* [SELECTED EXTRACT]:
— begin —

By Mma Odi, Executive Director, BAOBAB for Women’s Human Rights, Nigeria

An abbreviated version of this presentation was delivered during the fifth convening of the International Women’s Democracy Network during the World Movement for Democracy’s Seventh Assembly in Lima, Peru in October 2012.


The low level of political and civic participation of women in Nigeria is alarming and disturbing. This hinders women from contributing their quota to the development and consolidation of democracy in Nigeria. Empirical observations have shown that Nigerian women in positions of responsibilities are noted to be hard-working and firm in decision-making and have contributed in no small measure to the development of the country.  Despite their enormous contributions in economic and social spheres; they have been marginalized in civic and political participation.

The place and role of women in politics in Nigeria is situated in the histories of different nationalities that make up the country. They have always played roles as kings’ wives, daughters and chiefs or title holders in the community. The contributions of such women in pre-colonial era in the administration of their communities were immense. (Although these contributions were often discounted and unrecognized)

In contemporary Nigeria women play multiple roles within the family, community and the society at large, but there is still a lot of gender discrimination in the public sphere where women are marginalized in the electoral process and where they are still under-represented in key sectors of the economy, politics and social institutions.

— end —

* [TASKS TO PERFORM]:
A) Copy the labeled box entries word for word, starting with the first line of the entries and going on through the line that contains "last-edit-link[interactable]: Last edit".
B) Carry on the essay about women's political participation in Nigeria, picking up after its last sentence.
The essay and the labeled box entries are unrelated to each other.

Entries with labeled boxes:
— begin —

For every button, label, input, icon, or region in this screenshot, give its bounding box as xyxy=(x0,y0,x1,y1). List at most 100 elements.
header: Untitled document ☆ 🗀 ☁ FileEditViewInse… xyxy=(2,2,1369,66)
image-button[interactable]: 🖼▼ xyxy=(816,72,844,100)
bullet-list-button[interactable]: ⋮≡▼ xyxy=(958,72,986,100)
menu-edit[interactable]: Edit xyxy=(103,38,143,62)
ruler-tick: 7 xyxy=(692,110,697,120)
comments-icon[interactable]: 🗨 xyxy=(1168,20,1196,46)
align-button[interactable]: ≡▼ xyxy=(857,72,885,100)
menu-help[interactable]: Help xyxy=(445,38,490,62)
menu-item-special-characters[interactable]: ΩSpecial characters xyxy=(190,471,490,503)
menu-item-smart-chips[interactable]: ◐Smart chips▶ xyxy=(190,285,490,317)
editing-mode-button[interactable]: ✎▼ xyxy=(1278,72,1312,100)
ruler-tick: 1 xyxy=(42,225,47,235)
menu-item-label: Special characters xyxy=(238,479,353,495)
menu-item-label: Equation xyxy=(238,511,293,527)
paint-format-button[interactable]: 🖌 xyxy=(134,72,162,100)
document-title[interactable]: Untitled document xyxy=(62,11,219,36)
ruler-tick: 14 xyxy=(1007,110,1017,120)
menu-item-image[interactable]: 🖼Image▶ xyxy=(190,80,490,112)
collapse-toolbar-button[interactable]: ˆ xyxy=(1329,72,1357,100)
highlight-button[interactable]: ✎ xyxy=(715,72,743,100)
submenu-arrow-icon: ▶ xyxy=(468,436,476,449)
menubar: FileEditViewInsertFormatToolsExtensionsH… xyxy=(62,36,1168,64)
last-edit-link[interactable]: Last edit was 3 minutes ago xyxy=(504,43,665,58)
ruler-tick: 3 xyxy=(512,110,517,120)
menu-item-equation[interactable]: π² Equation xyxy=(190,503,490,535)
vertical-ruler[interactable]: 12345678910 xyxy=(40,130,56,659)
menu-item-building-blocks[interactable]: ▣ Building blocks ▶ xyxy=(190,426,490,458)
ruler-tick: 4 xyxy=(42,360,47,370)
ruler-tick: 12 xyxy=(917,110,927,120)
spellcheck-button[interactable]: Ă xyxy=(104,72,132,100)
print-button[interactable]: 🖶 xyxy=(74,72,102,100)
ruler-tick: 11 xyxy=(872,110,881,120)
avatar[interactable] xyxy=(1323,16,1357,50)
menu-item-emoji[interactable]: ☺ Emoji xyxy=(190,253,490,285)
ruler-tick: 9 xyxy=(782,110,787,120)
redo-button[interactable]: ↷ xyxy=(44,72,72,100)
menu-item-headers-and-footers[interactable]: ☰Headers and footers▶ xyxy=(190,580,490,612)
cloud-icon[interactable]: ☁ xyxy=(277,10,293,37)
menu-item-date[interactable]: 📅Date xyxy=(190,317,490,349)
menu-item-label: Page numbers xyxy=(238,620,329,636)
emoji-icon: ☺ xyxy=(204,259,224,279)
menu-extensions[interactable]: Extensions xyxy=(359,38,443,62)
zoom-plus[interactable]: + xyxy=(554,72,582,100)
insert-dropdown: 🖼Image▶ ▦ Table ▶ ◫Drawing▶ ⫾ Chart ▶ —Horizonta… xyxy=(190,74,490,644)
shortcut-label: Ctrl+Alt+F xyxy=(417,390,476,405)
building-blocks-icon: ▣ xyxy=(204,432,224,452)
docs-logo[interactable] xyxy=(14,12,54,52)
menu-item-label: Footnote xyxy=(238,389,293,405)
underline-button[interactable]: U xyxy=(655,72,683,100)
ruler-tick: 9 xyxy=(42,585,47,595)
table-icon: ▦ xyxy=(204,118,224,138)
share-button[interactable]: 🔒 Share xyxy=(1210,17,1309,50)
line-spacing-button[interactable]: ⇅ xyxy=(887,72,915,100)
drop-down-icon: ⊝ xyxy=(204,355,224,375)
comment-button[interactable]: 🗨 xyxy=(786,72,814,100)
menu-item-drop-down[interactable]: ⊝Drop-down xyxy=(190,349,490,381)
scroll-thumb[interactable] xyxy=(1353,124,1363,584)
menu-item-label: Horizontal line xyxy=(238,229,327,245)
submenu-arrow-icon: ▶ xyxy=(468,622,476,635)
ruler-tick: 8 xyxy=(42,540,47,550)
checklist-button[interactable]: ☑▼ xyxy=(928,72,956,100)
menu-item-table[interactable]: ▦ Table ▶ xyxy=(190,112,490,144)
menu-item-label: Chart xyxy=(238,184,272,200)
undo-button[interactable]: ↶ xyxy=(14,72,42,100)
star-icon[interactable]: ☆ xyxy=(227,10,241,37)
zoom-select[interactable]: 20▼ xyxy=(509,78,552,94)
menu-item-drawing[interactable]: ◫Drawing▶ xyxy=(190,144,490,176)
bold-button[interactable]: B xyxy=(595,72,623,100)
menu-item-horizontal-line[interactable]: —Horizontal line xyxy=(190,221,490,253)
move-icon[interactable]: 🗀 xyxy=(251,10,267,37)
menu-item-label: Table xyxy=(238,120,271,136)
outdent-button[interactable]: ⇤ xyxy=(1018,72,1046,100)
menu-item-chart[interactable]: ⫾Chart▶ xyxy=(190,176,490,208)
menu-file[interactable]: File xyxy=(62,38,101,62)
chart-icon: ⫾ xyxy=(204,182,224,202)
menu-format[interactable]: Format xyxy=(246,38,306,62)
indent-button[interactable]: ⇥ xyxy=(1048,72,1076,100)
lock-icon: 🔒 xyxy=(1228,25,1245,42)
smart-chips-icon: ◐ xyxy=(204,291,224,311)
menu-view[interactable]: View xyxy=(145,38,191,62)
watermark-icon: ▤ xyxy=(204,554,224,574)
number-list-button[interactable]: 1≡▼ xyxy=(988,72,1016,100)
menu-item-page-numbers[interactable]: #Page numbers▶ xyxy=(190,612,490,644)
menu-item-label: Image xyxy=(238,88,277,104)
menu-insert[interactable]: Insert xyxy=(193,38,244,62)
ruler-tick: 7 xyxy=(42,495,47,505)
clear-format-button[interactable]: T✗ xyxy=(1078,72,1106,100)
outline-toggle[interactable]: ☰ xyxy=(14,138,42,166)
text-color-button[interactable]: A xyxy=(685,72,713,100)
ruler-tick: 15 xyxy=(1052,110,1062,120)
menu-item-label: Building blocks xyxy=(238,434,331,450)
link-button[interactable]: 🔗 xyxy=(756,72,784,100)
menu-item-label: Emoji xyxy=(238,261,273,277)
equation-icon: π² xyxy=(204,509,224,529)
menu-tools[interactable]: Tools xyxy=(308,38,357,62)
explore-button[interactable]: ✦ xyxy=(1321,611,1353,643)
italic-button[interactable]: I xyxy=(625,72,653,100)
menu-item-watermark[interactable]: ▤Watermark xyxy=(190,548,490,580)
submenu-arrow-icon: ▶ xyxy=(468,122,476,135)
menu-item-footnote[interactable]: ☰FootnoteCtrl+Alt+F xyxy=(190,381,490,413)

— end —

* [ANSWERS TO THE EXERCISES]:
A)
For every button, label, input, icon, or region in this screenshot, give its bounding box as xyxy=(x0,y0,x1,y1). List at most 100 elements.
header: Untitled document ☆ 🗀 ☁ FileEditViewInse… xyxy=(2,2,1369,66)
image-button[interactable]: 🖼▼ xyxy=(816,72,844,100)
bullet-list-button[interactable]: ⋮≡▼ xyxy=(958,72,986,100)
menu-edit[interactable]: Edit xyxy=(103,38,143,62)
ruler-tick: 7 xyxy=(692,110,697,120)
comments-icon[interactable]: 🗨 xyxy=(1168,20,1196,46)
align-button[interactable]: ≡▼ xyxy=(857,72,885,100)
menu-help[interactable]: Help xyxy=(445,38,490,62)
menu-item-special-characters[interactable]: ΩSpecial characters xyxy=(190,471,490,503)
menu-item-smart-chips[interactable]: ◐Smart chips▶ xyxy=(190,285,490,317)
editing-mode-button[interactable]: ✎▼ xyxy=(1278,72,1312,100)
ruler-tick: 1 xyxy=(42,225,47,235)
menu-item-label: Special characters xyxy=(238,479,353,495)
menu-item-label: Equation xyxy=(238,511,293,527)
paint-format-button[interactable]: 🖌 xyxy=(134,72,162,100)
document-title[interactable]: Untitled document xyxy=(62,11,219,36)
ruler-tick: 14 xyxy=(1007,110,1017,120)
menu-item-image[interactable]: 🖼Image▶ xyxy=(190,80,490,112)
collapse-toolbar-button[interactable]: ˆ xyxy=(1329,72,1357,100)
highlight-button[interactable]: ✎ xyxy=(715,72,743,100)
submenu-arrow-icon: ▶ xyxy=(468,436,476,449)
menubar: FileEditViewInsertFormatToolsExtensionsH… xyxy=(62,36,1168,64)
last-edit-link[interactable]: Last edit was 3 minutes ago xyxy=(504,43,665,58)

B)
The essence of political participation in any society, either primitive or civilized is to seek control of power, acquisition of power and dispensing power to organize society, harness and distribute resources and to influence decision-making in line with organized or individual interests.

Political participation as one of the tenets of democracy is found to be liberal and unrestrictive and is “freedom of expression, association, right to free flow of communication, right to influence decision-making process and right to social justice, health services, better working condition and opportunity for franchise” It is one of the key ingredients of democracy in its real sense. (Okolie 2004:53).

Democracy is a system of government that provides equal opportunity platform for political participation and fairness in such competition; thus: a system of government that meets three essential conditions, meaningful and extensive competition among individuals and groups, especially political parties for effective positions of government power, at regular intervals and excluding the use of force; a highly inclusive level of political participation in the selection of leaders and policies, at least through regular and fair election, such that no major (adult) social group is excluded; and a level of civil and political liberties, freedom to form and join organizations sufficient to ensure the integrity of political competition and participation. (Larry Diamond 1989: xvi)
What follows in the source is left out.